Requirements
What lines of the data hold the string "shows"? Pull each one out.

Entries shown
--------------------------------
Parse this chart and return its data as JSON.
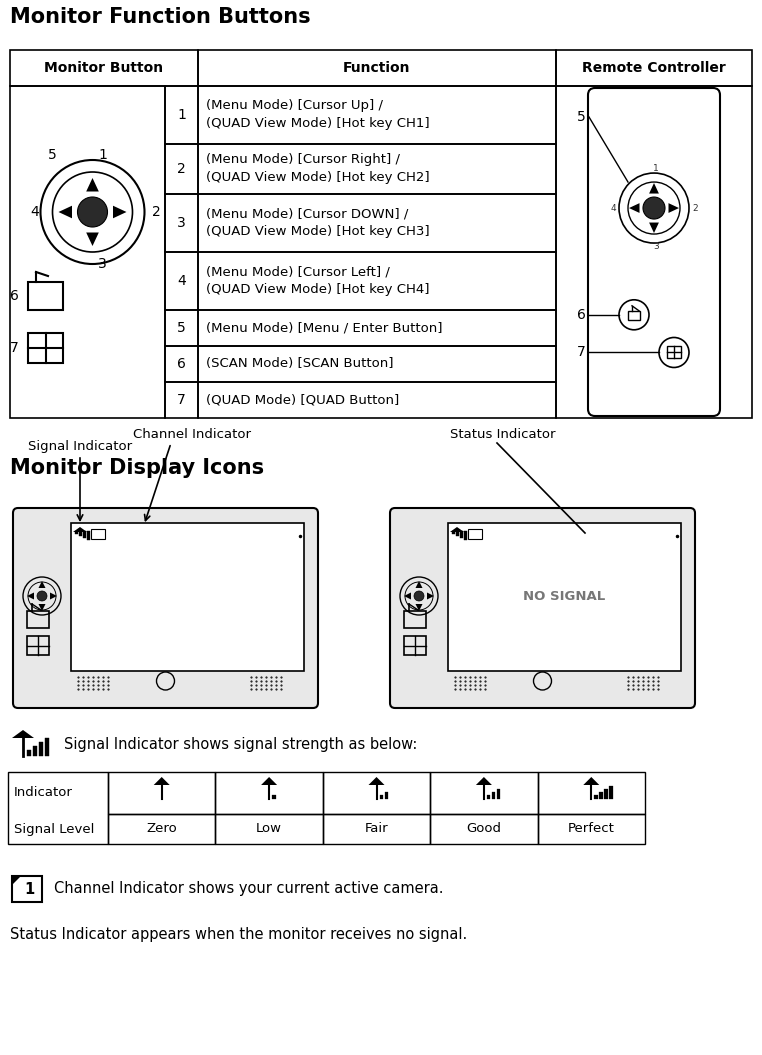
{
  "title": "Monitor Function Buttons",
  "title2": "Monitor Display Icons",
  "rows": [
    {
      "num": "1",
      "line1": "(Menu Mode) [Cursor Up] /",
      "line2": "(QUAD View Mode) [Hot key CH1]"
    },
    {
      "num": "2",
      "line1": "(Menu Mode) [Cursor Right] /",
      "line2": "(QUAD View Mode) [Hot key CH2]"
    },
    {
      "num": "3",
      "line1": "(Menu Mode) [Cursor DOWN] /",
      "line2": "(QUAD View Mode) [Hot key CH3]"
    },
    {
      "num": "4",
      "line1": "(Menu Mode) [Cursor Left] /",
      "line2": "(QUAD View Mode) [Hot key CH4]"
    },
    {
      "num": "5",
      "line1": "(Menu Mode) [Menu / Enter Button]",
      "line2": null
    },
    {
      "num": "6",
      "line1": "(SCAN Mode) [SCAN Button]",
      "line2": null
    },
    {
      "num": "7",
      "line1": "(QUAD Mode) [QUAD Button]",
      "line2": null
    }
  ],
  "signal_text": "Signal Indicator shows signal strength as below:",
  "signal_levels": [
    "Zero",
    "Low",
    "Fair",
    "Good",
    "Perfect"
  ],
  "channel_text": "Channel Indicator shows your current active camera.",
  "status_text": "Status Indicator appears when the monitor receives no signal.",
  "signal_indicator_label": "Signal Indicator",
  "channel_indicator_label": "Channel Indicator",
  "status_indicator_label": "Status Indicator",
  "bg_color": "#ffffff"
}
--------------------------------
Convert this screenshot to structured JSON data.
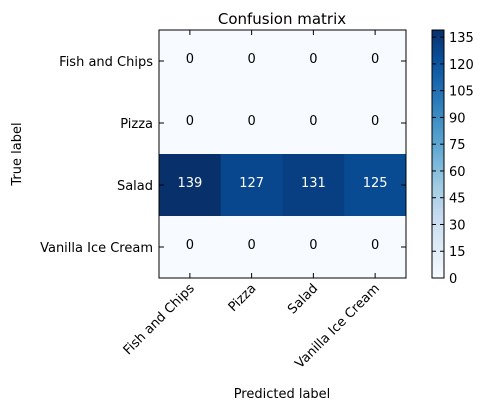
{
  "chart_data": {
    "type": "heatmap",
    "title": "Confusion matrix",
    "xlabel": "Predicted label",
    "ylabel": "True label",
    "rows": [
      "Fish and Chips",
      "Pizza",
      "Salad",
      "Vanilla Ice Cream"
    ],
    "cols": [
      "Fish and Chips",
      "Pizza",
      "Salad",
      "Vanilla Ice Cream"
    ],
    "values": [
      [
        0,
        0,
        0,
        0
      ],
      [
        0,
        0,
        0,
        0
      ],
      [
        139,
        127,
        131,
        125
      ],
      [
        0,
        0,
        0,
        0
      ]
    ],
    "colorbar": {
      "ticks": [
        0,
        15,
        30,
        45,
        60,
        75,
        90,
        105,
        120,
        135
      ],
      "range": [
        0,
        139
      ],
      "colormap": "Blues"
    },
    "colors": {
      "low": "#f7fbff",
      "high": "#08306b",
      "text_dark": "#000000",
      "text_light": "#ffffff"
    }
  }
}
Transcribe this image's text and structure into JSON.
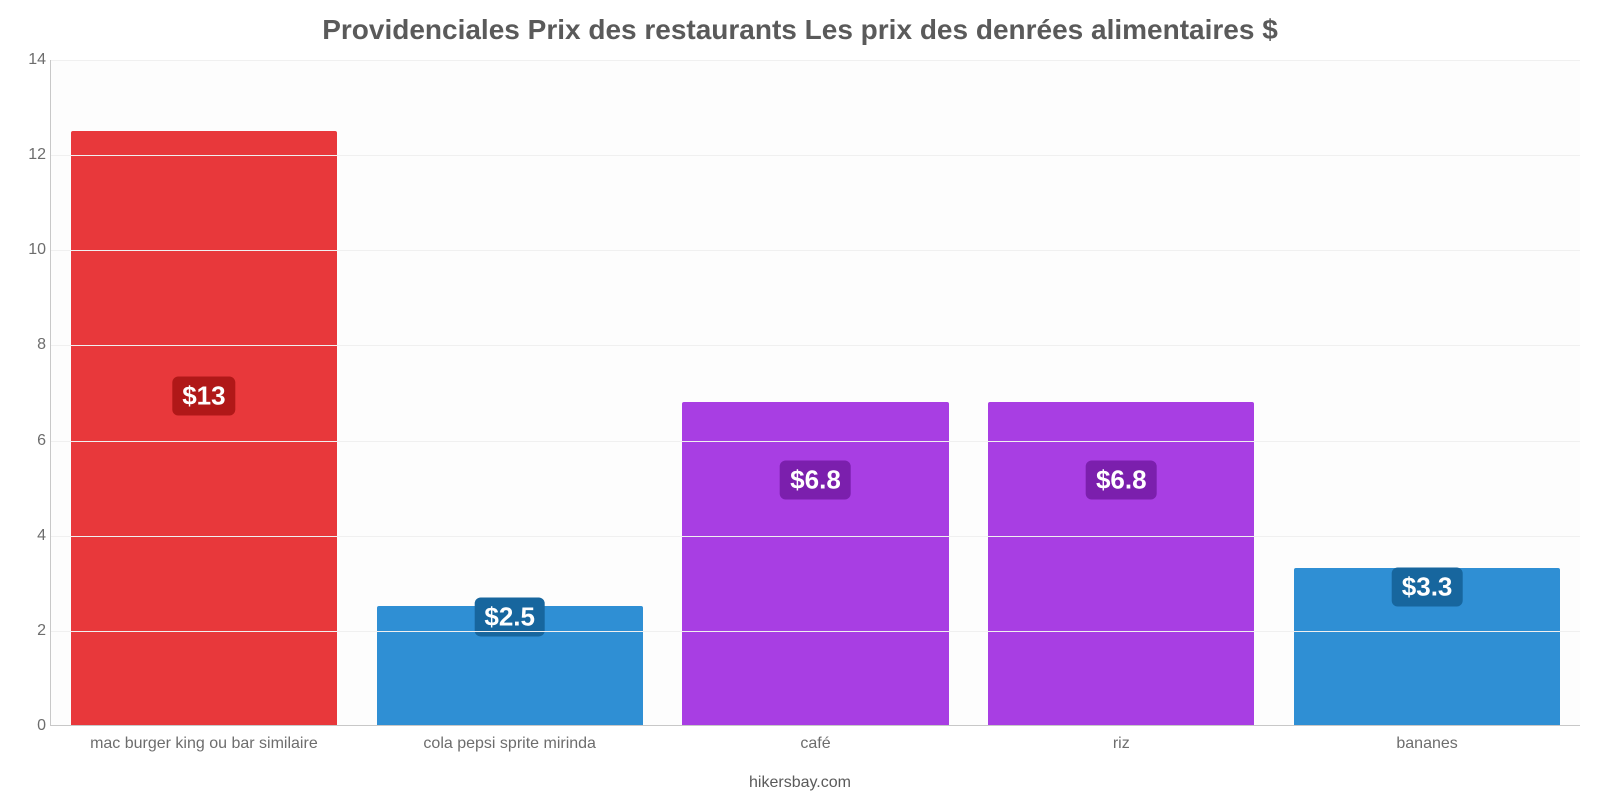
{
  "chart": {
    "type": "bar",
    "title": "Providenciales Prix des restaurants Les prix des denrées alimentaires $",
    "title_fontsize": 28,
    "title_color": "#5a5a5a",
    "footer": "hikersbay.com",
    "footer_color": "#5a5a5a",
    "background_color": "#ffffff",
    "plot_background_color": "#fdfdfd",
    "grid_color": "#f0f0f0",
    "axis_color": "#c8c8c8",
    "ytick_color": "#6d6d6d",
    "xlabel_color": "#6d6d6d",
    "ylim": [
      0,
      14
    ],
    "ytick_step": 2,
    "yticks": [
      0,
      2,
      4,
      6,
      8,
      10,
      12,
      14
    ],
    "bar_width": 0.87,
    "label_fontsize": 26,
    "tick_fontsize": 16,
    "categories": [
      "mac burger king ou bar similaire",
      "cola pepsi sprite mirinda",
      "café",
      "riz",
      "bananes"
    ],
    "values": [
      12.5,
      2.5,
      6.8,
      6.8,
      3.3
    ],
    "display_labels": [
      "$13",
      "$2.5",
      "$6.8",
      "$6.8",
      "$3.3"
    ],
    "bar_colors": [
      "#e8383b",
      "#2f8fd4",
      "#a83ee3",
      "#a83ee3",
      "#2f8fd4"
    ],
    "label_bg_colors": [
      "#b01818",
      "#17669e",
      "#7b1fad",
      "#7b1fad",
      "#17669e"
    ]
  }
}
--------------------------------
Task answer
  "signal_text": "Signal Indicator shows signal strength as below:",
  "channel_text": "Channel Indicator shows your current active camera.",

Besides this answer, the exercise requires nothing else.